** START Records provided **

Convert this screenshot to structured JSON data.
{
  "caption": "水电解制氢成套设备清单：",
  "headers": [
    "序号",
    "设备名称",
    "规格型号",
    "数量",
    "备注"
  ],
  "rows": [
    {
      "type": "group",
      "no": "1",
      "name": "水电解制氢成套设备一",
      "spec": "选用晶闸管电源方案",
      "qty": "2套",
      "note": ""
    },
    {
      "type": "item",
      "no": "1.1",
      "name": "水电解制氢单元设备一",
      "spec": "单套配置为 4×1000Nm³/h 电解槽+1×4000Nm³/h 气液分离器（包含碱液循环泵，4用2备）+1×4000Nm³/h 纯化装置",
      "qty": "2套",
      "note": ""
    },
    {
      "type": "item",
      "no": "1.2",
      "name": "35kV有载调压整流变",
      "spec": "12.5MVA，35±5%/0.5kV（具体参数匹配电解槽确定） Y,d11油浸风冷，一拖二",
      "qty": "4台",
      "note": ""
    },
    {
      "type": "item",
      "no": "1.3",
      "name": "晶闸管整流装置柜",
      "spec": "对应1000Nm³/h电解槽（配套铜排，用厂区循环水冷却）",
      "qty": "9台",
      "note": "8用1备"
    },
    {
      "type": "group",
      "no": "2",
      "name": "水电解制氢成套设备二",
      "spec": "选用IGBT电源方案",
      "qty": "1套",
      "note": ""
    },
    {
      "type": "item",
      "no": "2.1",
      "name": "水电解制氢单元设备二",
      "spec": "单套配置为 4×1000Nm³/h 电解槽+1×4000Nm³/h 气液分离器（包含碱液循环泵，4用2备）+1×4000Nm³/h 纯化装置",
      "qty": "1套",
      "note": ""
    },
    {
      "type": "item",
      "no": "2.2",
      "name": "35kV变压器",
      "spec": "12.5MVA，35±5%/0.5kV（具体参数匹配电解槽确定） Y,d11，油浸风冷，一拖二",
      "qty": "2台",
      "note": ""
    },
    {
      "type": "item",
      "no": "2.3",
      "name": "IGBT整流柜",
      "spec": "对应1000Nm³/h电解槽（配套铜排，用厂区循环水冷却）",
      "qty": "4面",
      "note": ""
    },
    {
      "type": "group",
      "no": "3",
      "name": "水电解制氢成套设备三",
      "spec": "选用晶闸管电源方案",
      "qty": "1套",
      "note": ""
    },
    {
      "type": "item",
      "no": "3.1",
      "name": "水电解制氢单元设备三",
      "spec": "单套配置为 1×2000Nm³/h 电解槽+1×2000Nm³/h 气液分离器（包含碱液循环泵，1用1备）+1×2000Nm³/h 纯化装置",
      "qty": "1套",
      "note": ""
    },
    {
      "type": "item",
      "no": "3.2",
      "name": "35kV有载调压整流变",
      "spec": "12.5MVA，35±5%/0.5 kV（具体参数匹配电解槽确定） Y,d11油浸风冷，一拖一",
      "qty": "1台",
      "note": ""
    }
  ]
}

** END Records provided **

**Direction**
Tally how many lines of the records hold the word "spec". Answer with the number only.

**Task result**
11